OBJECTIVE:
Filter this material down to the lines that hold "обеспечение", copying each one.

* begin AVAILABLE DATA *

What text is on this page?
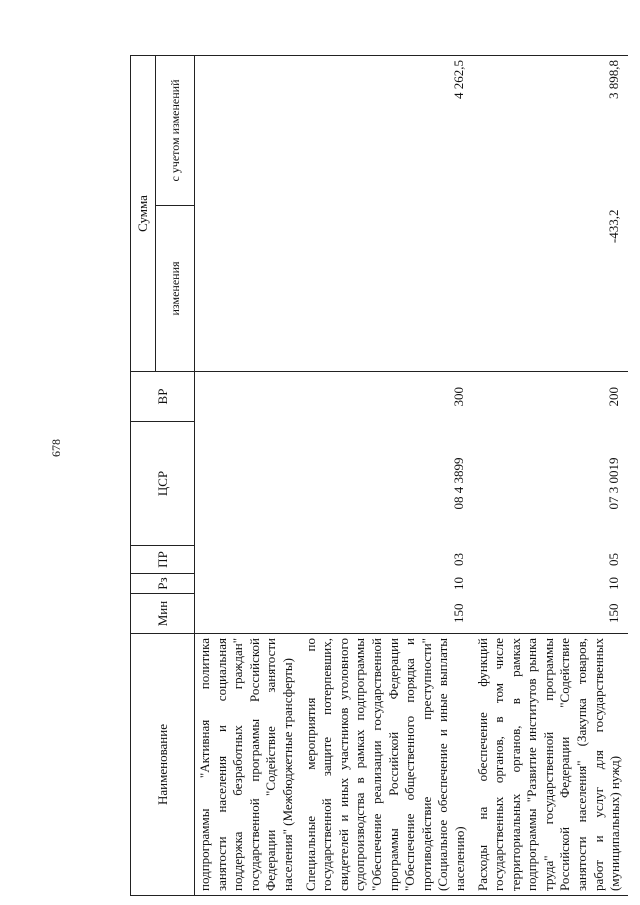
678
Наименование	Мин	Рз	ПР	ЦСР	ВР	Сумма	
						изменения	с учетом изменений
подпрограммы "Активная политика занятости населения и социальная поддержка безработных граждан" государственной программы Российской Федерации "Содействие занятости населения" (Межбюджетные трансферты)							
Специальные мероприятия по государственной защите потерпевших, свидетелей и иных участников уголовного судопроизводства в рамках подпрограммы "Обеспечение реализации государственной программы Российской Федерации "Обеспечение общественного порядка и противодействие преступности" (Социальное обеспечение и иные выплаты населению)	150	10	03	08 4 3899	300		4 262,5
Расходы на обеспечение функций государственных органов, в том числе территориальных органов, в рамках подпрограммы "Развитие институтов рынка труда" государственной программы Российской Федерации "Содействие занятости населения" (Закупка товаров, работ и услуг для государственных (муниципальных) нужд)	150	10	05	07 3 0019	200	-433,2	3 898,8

* end AVAILABLE DATA *

RESULT OF THIS TASK:
Специальные мероприятия по государственной защите потерпевших, свидетелей и иных участников уголовного судопроизводства в рамках подпрограммы "Обеспечение реализации государственной программы Российской Федерации "Обеспечение общественного порядка и противодействие преступности" (Социальное обеспечение и иные выплаты населению)	150	10	03	08 4 3899	300		4 262,5
Расходы на обеспечение функций государственных органов, в том числе территориальных органов, в рамках подпрограммы "Развитие институтов рынка труда" государственной программы Российской Федерации "Содействие занятости населения" (Закупка товаров, работ и услуг для государственных (муниципальных) нужд)	150	10	05	07 3 0019	200	-433,2	3 898,8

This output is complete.